◆ Records:
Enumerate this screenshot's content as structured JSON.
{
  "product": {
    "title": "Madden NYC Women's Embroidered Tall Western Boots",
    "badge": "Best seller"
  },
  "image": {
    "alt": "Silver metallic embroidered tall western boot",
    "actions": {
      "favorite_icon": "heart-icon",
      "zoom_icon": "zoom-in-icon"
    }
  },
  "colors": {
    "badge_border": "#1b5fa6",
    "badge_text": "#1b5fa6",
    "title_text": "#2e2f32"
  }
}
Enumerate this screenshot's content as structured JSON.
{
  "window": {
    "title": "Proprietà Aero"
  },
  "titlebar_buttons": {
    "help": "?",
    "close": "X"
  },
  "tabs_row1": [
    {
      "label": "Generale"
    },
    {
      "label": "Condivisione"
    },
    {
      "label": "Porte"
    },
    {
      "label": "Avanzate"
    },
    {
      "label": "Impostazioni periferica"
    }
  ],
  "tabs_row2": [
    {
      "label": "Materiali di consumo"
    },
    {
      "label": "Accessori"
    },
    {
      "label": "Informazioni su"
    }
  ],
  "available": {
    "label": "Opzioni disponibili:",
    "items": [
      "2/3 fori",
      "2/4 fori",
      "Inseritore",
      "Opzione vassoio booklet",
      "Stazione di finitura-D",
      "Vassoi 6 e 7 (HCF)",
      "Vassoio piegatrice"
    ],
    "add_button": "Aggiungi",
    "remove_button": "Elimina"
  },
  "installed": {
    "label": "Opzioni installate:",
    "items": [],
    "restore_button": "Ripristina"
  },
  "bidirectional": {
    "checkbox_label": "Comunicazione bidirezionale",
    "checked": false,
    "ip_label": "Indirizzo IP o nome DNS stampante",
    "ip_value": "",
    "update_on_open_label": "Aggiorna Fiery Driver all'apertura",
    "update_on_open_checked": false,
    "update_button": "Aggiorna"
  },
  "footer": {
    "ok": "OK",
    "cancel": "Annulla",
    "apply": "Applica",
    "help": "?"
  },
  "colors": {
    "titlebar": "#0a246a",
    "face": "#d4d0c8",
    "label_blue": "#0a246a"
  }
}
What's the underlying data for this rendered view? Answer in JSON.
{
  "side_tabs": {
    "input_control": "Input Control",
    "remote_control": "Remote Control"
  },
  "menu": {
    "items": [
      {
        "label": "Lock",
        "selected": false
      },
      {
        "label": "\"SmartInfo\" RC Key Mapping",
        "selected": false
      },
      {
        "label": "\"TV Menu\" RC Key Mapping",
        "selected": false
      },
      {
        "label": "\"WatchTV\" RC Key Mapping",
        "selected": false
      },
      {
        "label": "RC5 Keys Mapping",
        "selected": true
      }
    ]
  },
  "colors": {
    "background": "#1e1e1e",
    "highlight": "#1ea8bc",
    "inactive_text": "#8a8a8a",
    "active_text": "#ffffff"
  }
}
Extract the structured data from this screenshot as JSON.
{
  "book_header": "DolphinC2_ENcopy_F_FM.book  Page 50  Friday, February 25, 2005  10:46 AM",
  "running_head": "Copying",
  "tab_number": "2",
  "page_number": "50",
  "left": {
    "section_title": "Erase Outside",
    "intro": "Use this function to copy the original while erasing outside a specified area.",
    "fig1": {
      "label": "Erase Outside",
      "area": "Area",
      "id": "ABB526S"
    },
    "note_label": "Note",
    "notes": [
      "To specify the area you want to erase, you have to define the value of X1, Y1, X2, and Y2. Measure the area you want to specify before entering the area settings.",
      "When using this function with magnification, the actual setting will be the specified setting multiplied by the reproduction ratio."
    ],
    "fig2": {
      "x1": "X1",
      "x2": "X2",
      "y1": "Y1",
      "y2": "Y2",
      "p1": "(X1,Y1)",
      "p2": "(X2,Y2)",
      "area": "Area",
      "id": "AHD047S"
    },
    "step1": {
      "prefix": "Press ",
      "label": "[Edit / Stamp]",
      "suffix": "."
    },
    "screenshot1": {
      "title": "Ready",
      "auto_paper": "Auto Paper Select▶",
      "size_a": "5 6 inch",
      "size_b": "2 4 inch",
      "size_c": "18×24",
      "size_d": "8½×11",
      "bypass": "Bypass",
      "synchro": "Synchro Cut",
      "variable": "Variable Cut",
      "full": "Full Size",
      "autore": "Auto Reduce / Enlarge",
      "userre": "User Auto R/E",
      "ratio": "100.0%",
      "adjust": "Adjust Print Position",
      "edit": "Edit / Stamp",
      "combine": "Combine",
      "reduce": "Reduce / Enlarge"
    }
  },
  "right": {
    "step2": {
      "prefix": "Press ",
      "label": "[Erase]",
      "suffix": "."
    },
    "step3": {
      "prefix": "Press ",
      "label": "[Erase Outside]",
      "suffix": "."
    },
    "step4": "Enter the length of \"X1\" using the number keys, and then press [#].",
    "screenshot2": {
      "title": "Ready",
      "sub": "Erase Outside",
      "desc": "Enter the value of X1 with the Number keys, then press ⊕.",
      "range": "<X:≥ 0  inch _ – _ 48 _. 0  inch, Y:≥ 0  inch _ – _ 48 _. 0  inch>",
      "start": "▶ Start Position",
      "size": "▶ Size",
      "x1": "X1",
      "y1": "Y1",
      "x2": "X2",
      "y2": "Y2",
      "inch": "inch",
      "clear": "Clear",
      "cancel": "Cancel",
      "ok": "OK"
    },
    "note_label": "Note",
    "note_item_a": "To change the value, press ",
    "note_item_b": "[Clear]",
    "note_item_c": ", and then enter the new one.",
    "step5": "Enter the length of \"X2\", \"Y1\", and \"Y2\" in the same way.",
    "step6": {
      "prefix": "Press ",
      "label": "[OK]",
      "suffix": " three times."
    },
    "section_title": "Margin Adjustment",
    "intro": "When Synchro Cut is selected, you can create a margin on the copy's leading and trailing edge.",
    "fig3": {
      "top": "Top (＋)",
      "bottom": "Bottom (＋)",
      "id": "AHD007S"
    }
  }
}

◆ What is needed:
Transcribe all lines as written.

◆ Full solution:
Enumerate this screenshot's content as structured JSON.
{
  "product": {
    "title": "Madden NYC Women's Embroidered Tall Western Boots",
    "badge": "Best seller"
  },
  "image": {
    "alt": "Silver metallic embroidered tall western boot",
    "actions": {
      "favorite_icon": "heart-icon",
      "zoom_icon": "zoom-in-icon"
    }
  },
  "colors": {
    "badge_border": "#1b5fa6",
    "badge_text": "#1b5fa6",
    "title_text": "#2e2f32"
  }
}
Enumerate this screenshot's content as structured JSON.
{
  "window": {
    "title": "Proprietà Aero"
  },
  "titlebar_buttons": {
    "help": "?",
    "close": "X"
  },
  "tabs_row1": [
    {
      "label": "Generale"
    },
    {
      "label": "Condivisione"
    },
    {
      "label": "Porte"
    },
    {
      "label": "Avanzate"
    },
    {
      "label": "Impostazioni periferica"
    }
  ],
  "tabs_row2": [
    {
      "label": "Materiali di consumo"
    },
    {
      "label": "Accessori"
    },
    {
      "label": "Informazioni su"
    }
  ],
  "available": {
    "label": "Opzioni disponibili:",
    "items": [
      "2/3 fori",
      "2/4 fori",
      "Inseritore",
      "Opzione vassoio booklet",
      "Stazione di finitura-D",
      "Vassoi 6 e 7 (HCF)",
      "Vassoio piegatrice"
    ],
    "add_button": "Aggiungi",
    "remove_button": "Elimina"
  },
  "installed": {
    "label": "Opzioni installate:",
    "items": [],
    "restore_button": "Ripristina"
  },
  "bidirectional": {
    "checkbox_label": "Comunicazione bidirezionale",
    "checked": false,
    "ip_label": "Indirizzo IP o nome DNS stampante",
    "ip_value": "",
    "update_on_open_label": "Aggiorna Fiery Driver all'apertura",
    "update_on_open_checked": false,
    "update_button": "Aggiorna"
  },
  "footer": {
    "ok": "OK",
    "cancel": "Annulla",
    "apply": "Applica",
    "help": "?"
  },
  "colors": {
    "titlebar": "#0a246a",
    "face": "#d4d0c8",
    "label_blue": "#0a246a"
  }
}
What's the underlying data for this rendered view? Answer in JSON.
{
  "side_tabs": {
    "input_control": "Input Control",
    "remote_control": "Remote Control"
  },
  "menu": {
    "items": [
      {
        "label": "Lock",
        "selected": false
      },
      {
        "label": "\"SmartInfo\" RC Key Mapping",
        "selected": false
      },
      {
        "label": "\"TV Menu\" RC Key Mapping",
        "selected": false
      },
      {
        "label": "\"WatchTV\" RC Key Mapping",
        "selected": false
      },
      {
        "label": "RC5 Keys Mapping",
        "selected": true
      }
    ]
  },
  "colors": {
    "background": "#1e1e1e",
    "highlight": "#1ea8bc",
    "inactive_text": "#8a8a8a",
    "active_text": "#ffffff"
  }
}
Extract the structured data from this screenshot as JSON.
{
  "book_header": "DolphinC2_ENcopy_F_FM.book  Page 50  Friday, February 25, 2005  10:46 AM",
  "running_head": "Copying",
  "tab_number": "2",
  "page_number": "50",
  "left": {
    "section_title": "Erase Outside",
    "intro": "Use this function to copy the original while erasing outside a specified area.",
    "fig1": {
      "label": "Erase Outside",
      "area": "Area",
      "id": "ABB526S"
    },
    "note_label": "Note",
    "notes": [
      "To specify the area you want to erase, you have to define the value of X1, Y1, X2, and Y2. Measure the area you want to specify before entering the area settings.",
      "When using this function with magnification, the actual setting will be the specified setting multiplied by the reproduction ratio."
    ],
    "fig2": {
      "x1": "X1",
      "x2": "X2",
      "y1": "Y1",
      "y2": "Y2",
      "p1": "(X1,Y1)",
      "p2": "(X2,Y2)",
      "area": "Area",
      "id": "AHD047S"
    },
    "step1": {
      "prefix": "Press ",
      "label": "[Edit / Stamp]",
      "suffix": "."
    },
    "screenshot1": {
      "title": "Ready",
      "auto_paper": "Auto Paper Select▶",
      "size_a": "5 6 inch",
      "size_b": "2 4 inch",
      "size_c": "18×24",
      "size_d": "8½×11",
      "bypass": "Bypass",
      "synchro": "Synchro Cut",
      "variable": "Variable Cut",
      "full": "Full Size",
      "autore": "Auto Reduce / Enlarge",
      "userre": "User Auto R/E",
      "ratio": "100.0%",
      "adjust": "Adjust Print Position",
      "edit": "Edit / Stamp",
      "combine": "Combine",
      "reduce": "Reduce / Enlarge"
    }
  },
  "right": {
    "step2": {
      "prefix": "Press ",
      "label": "[Erase]",
      "suffix": "."
    },
    "step3": {
      "prefix": "Press ",
      "label": "[Erase Outside]",
      "suffix": "."
    },
    "step4": "Enter the length of \"X1\" using the number keys, and then press [#].",
    "screenshot2": {
      "title": "Ready",
      "sub": "Erase Outside",
      "desc": "Enter the value of X1 with the Number keys, then press ⊕.",
      "range": "<X:≥ 0  inch _ – _ 48 _. 0  inch, Y:≥ 0  inch _ – _ 48 _. 0  inch>",
      "start": "▶ Start Position",
      "size": "▶ Size",
      "x1": "X1",
      "y1": "Y1",
      "x2": "X2",
      "y2": "Y2",
      "inch": "inch",
      "clear": "Clear",
      "cancel": "Cancel",
      "ok": "OK"
    },
    "note_label": "Note",
    "note_item_a": "To change the value, press ",
    "note_item_b": "[Clear]",
    "note_item_c": ", and then enter the new one.",
    "step5": "Enter the length of \"X2\", \"Y1\", and \"Y2\" in the same way.",
    "step6": {
      "prefix": "Press ",
      "label": "[OK]",
      "suffix": " three times."
    },
    "section_title": "Margin Adjustment",
    "intro": "When Synchro Cut is selected, you can create a margin on the copy's leading and trailing edge.",
    "fig3": {
      "top": "Top (＋)",
      "bottom": "Bottom (＋)",
      "id": "AHD007S"
    }
  }
}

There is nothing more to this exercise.